EXERCISE INSTRUCTIONS
Find each line containing the string "Bengal" and return it.
BEGIN THE RECORDS
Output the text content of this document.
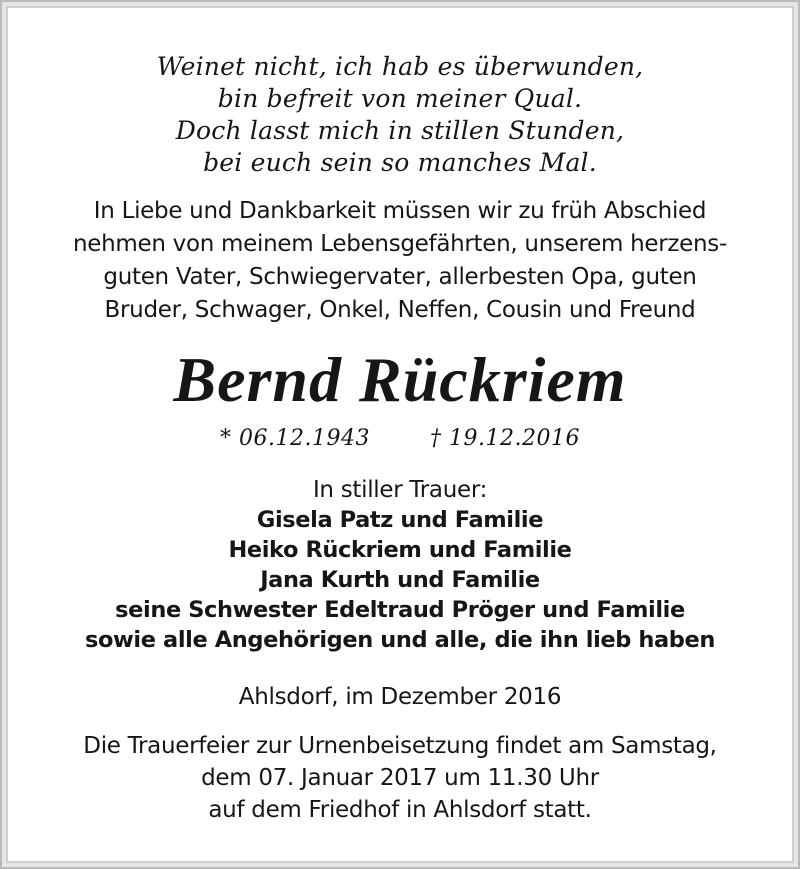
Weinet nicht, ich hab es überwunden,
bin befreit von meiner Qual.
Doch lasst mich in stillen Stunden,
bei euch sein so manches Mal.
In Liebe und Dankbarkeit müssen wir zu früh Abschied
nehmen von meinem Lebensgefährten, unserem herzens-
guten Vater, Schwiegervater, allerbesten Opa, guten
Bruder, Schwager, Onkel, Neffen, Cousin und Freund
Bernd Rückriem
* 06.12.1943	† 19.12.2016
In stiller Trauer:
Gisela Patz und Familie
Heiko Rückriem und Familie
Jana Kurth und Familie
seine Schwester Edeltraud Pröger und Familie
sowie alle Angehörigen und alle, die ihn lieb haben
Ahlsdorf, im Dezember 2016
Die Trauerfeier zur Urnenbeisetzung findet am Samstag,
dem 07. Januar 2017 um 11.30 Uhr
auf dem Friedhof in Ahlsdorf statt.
END THE RECORDS
BEGIN THE RECORDS
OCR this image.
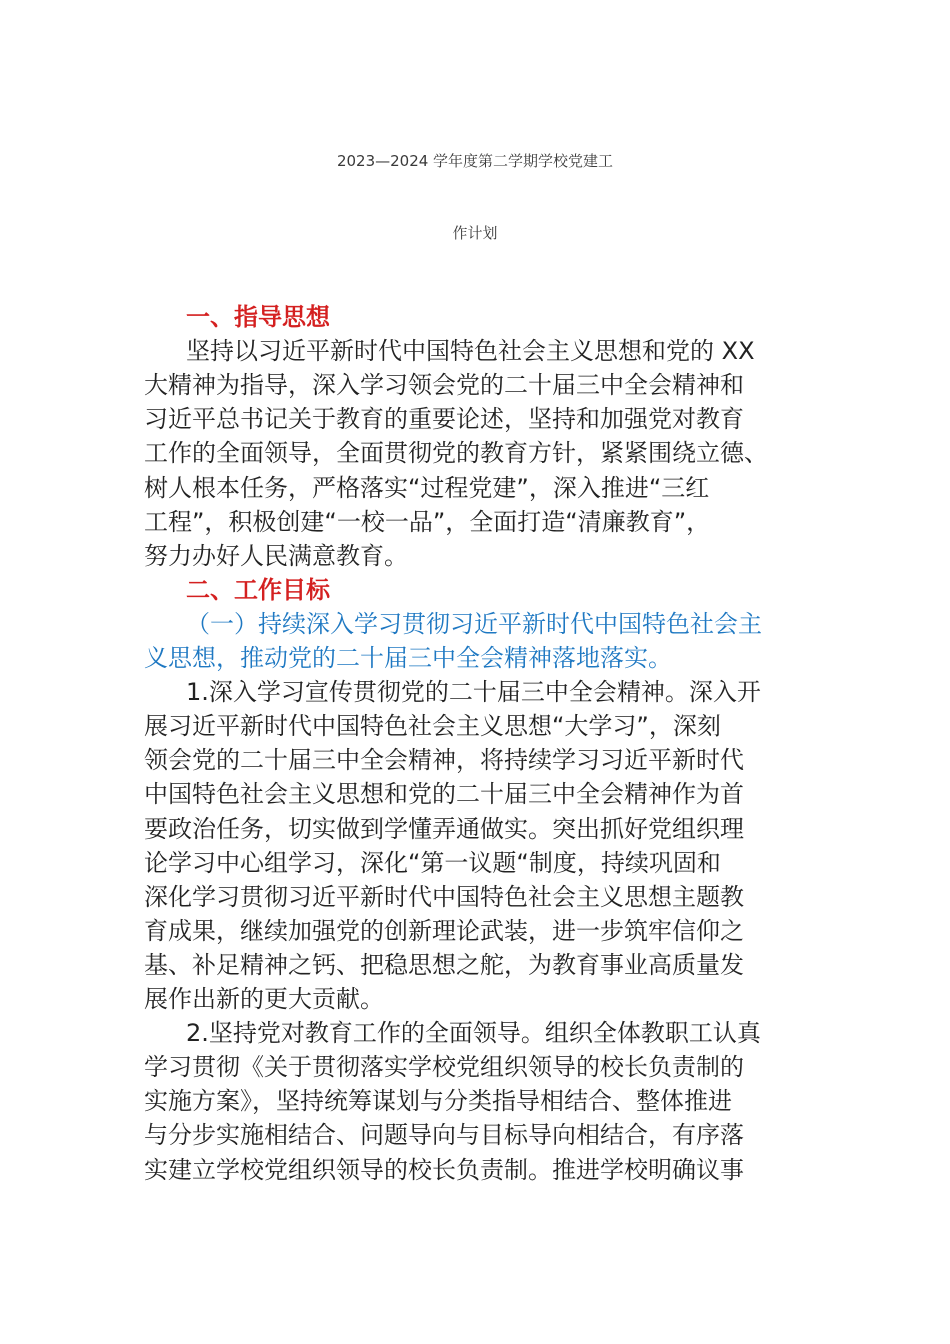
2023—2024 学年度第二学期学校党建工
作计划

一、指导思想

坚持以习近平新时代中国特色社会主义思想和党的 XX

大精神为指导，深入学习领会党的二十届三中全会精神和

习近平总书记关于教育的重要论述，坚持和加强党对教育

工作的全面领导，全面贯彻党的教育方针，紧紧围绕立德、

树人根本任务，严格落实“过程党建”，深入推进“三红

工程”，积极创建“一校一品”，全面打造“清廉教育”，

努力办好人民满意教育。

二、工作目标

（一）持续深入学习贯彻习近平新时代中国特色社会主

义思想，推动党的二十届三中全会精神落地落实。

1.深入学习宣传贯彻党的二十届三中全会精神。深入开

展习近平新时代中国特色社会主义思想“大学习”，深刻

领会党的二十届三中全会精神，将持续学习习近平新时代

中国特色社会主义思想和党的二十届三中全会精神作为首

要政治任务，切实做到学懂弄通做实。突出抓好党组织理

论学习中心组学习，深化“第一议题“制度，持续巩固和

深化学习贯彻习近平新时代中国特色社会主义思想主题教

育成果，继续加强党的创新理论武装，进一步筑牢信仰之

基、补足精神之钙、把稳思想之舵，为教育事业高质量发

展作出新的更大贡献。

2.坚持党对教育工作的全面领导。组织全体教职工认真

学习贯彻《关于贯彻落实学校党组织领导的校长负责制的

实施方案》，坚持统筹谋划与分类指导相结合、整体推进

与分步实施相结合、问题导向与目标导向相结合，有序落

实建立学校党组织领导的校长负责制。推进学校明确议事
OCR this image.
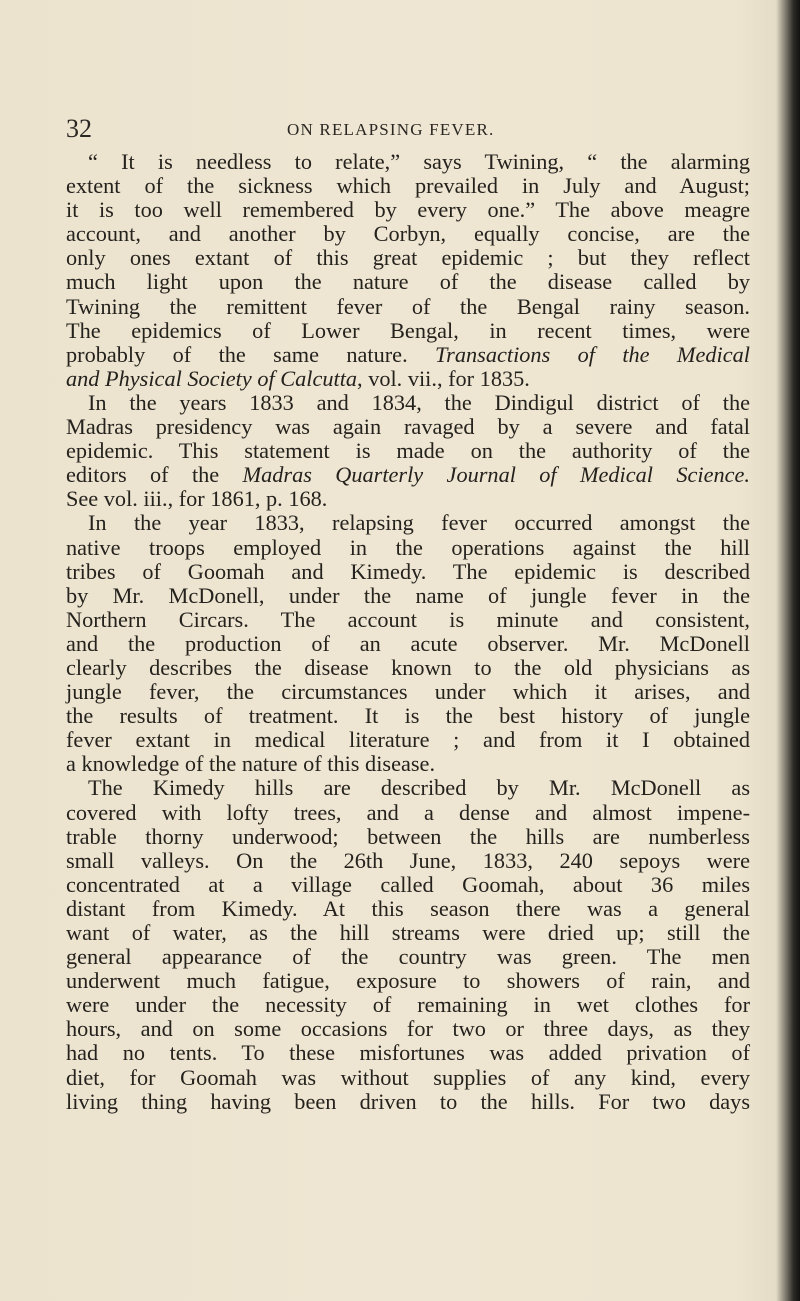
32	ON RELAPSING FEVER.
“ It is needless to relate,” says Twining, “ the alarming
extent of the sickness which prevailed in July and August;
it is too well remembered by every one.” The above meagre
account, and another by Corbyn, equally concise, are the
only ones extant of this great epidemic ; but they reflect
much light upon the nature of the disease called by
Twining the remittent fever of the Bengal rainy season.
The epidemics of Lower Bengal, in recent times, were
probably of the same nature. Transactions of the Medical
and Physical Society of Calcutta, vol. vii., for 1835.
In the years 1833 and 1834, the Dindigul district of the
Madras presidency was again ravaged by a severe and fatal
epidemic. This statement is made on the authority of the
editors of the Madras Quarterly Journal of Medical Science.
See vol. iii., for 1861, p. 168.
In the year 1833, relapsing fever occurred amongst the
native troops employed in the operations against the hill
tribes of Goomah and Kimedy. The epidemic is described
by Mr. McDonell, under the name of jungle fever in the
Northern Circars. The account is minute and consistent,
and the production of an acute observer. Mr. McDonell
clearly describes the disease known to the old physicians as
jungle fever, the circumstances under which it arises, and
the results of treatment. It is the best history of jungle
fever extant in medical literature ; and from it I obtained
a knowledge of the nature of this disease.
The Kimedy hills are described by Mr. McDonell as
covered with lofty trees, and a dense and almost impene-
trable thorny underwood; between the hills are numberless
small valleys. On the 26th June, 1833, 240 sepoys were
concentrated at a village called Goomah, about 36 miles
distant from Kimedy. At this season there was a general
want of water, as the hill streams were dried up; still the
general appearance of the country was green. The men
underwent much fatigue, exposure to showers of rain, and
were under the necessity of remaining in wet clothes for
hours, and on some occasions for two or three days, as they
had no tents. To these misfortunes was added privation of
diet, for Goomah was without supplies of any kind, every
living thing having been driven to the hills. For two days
END THE RECORDS
BEGIN THE RECORDS
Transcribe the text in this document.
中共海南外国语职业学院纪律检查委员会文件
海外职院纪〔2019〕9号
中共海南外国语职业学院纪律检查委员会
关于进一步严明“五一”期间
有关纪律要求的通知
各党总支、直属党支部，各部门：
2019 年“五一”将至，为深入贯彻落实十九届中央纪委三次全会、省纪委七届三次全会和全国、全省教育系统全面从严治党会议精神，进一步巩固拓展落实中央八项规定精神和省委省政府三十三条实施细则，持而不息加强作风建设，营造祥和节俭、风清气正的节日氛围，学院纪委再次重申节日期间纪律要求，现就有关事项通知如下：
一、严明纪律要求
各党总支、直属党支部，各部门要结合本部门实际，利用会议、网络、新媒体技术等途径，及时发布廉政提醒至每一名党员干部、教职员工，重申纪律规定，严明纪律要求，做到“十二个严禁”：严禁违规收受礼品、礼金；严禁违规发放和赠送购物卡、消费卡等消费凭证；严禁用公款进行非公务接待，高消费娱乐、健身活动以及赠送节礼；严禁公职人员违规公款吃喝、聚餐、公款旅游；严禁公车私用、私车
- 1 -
END THE RECORDS
EXERCISE RESPONSE
Twining the remittent fever of the Bengal rainy season.
The epidemics of Lower Bengal, in recent times, were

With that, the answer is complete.